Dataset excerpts
-- Begin --

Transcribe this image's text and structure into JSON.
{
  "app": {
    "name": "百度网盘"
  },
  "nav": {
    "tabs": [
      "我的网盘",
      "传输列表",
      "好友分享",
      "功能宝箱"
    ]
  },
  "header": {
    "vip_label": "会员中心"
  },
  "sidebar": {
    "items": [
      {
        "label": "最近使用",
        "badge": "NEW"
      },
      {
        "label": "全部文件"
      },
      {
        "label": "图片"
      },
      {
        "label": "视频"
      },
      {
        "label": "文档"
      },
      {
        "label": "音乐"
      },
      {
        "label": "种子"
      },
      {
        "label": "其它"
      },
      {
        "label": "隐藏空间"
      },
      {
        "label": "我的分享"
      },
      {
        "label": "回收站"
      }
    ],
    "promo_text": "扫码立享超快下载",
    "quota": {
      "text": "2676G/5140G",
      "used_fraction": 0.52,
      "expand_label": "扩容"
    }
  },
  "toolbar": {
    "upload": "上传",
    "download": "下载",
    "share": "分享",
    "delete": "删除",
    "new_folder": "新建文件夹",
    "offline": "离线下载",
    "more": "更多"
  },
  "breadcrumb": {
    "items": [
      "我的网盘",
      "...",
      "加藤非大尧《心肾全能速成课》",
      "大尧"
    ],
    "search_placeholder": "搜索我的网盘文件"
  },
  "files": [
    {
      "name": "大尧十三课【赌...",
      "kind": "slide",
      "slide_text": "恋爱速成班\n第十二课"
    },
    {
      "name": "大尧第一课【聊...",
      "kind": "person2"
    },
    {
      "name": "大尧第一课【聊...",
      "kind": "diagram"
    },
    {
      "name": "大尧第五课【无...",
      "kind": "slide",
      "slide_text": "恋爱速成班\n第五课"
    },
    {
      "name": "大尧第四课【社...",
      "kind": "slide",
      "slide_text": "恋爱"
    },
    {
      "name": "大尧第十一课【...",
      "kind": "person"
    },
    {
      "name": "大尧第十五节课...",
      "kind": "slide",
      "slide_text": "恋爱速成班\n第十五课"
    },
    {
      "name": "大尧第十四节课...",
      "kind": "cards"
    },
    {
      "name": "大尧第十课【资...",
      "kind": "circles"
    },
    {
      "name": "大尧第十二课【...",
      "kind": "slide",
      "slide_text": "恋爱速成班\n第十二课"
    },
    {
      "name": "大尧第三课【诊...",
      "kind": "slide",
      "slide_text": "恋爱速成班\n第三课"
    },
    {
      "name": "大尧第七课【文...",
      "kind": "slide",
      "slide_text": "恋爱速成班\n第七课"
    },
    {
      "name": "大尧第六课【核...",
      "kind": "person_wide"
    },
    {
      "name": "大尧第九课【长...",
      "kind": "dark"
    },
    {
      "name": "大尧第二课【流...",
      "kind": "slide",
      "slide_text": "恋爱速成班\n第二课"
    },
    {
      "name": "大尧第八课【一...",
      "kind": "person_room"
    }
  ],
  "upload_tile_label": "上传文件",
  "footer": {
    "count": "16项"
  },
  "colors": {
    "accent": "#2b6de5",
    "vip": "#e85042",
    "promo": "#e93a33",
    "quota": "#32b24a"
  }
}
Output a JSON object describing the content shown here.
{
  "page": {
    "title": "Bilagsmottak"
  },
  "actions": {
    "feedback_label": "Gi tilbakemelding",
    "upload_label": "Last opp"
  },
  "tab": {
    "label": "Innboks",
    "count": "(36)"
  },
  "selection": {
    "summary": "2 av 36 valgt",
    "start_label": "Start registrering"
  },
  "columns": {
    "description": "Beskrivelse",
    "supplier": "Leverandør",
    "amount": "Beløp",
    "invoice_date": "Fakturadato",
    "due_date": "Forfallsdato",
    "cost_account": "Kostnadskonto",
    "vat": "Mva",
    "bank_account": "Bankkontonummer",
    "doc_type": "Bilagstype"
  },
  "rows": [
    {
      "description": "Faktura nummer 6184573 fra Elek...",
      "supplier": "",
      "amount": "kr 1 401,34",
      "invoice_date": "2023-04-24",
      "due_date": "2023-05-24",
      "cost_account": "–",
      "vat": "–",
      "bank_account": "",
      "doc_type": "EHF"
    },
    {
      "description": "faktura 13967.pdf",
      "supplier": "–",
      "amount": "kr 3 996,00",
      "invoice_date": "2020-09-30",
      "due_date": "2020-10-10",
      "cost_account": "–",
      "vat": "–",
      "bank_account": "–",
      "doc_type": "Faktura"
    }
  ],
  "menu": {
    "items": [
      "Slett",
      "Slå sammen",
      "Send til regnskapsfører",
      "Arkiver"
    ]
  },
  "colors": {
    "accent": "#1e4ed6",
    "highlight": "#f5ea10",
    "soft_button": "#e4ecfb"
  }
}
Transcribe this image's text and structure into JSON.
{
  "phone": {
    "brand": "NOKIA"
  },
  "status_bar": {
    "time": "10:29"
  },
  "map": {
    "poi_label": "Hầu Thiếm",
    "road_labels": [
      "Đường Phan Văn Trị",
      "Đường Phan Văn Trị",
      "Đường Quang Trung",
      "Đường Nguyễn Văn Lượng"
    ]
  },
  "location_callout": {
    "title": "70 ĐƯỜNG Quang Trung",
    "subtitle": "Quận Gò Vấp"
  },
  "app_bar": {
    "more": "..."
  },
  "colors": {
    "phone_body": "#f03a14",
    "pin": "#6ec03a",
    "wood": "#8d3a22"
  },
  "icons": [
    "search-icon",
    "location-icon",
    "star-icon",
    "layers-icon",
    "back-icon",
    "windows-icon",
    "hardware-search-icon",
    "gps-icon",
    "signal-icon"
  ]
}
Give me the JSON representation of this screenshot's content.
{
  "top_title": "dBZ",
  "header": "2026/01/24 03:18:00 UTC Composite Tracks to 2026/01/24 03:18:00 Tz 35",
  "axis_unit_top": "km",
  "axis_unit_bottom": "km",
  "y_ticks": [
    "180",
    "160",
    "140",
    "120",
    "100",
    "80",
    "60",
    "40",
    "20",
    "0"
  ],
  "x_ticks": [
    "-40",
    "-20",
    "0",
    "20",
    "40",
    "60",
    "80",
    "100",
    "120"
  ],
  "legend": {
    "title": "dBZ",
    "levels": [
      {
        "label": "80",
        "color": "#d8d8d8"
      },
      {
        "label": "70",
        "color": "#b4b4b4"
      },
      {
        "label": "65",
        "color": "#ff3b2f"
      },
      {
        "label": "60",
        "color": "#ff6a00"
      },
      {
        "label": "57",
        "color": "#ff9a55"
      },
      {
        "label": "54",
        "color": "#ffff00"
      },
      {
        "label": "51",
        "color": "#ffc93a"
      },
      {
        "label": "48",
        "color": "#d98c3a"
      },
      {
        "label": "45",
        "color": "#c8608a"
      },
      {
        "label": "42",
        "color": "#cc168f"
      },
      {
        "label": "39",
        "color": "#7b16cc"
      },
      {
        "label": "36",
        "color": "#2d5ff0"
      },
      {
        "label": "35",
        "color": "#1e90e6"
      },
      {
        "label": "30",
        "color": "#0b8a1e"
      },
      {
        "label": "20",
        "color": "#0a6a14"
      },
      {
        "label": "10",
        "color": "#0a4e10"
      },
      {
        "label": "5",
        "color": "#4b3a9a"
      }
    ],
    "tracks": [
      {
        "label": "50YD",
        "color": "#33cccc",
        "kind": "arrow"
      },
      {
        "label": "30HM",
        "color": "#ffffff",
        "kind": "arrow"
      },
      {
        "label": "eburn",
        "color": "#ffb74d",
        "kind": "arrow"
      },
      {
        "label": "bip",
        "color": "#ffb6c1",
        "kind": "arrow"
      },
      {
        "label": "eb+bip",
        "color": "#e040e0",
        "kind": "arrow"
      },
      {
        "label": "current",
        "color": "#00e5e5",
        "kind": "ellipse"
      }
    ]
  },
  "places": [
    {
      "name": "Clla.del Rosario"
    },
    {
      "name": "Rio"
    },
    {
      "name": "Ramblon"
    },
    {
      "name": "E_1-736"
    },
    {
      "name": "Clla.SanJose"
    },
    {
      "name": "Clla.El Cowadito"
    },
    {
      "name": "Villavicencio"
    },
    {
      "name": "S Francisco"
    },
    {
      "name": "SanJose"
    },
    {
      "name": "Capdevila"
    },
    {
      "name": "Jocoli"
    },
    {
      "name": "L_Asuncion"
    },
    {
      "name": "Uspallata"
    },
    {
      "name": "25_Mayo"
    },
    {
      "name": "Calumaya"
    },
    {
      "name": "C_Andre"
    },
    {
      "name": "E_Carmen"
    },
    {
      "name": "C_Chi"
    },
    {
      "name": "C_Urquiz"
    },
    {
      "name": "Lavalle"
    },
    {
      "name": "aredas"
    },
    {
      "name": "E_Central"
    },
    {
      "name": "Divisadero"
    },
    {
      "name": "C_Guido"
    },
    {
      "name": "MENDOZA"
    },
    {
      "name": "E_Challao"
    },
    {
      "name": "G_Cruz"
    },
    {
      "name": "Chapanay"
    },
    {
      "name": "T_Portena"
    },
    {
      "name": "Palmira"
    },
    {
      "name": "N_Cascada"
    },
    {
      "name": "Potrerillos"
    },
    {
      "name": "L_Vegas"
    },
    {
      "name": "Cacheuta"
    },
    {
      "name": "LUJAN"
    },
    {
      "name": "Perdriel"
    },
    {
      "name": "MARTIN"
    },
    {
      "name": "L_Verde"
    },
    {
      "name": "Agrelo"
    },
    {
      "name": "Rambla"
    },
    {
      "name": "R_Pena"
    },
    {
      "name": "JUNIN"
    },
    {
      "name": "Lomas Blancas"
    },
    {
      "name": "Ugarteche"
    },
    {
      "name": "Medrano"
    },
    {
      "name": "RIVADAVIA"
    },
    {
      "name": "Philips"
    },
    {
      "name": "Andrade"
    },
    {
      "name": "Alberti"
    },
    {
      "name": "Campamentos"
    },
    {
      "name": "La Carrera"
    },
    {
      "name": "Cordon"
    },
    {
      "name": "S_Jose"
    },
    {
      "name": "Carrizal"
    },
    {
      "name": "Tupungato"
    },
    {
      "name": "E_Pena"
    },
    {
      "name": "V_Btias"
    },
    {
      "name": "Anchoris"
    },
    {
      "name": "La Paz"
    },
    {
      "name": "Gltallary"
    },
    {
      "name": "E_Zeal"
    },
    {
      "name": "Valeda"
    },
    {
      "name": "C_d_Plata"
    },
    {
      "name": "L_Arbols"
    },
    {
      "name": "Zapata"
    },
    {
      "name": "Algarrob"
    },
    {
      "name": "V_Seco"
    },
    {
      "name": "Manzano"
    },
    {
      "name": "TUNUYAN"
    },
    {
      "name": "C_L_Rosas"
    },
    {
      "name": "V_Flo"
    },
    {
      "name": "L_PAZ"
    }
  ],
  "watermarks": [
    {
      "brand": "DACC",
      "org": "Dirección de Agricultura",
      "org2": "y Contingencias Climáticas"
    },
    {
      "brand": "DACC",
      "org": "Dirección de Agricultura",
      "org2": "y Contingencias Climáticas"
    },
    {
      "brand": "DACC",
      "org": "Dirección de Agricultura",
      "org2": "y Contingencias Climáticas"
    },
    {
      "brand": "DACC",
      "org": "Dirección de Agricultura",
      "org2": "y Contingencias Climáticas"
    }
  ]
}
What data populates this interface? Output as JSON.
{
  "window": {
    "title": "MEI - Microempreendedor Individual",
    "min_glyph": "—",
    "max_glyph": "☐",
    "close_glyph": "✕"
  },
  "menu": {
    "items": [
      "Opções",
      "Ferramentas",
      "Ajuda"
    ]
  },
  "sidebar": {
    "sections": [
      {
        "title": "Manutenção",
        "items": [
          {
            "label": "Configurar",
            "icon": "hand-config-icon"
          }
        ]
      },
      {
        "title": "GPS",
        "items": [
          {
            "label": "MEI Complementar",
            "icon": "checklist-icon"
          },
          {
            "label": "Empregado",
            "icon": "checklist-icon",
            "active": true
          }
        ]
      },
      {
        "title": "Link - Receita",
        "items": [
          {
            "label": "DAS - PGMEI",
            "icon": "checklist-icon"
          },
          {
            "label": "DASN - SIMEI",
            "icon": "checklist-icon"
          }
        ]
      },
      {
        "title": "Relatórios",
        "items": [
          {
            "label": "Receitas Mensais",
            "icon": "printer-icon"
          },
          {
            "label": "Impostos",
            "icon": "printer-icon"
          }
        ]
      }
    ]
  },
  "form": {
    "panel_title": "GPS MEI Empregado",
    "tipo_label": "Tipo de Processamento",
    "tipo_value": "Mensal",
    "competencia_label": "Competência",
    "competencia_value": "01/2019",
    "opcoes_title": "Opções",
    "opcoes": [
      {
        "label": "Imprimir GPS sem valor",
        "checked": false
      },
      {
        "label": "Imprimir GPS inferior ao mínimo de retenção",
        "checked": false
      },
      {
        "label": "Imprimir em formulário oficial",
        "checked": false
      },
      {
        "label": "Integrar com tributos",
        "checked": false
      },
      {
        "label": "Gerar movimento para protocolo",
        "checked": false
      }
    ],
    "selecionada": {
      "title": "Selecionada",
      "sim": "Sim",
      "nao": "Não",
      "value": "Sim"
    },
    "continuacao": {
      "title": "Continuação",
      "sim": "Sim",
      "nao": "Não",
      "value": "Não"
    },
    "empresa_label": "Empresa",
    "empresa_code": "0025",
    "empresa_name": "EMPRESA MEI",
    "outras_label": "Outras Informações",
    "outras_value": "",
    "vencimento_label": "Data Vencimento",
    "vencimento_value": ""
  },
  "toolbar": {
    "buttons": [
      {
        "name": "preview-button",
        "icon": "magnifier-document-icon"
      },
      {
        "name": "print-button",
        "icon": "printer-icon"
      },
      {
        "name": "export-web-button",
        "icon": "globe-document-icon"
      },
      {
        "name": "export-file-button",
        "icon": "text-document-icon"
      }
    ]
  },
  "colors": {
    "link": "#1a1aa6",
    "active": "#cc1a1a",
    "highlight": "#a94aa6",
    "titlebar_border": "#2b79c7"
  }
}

-- End --

◆ TASK TO COMPLETE
Scan the records above for the string "content", then report every line that contains it.

◆ ANSWER TO THE EXERCISE
Output a JSON object describing the content shown here.
Give me the JSON representation of this screenshot's content.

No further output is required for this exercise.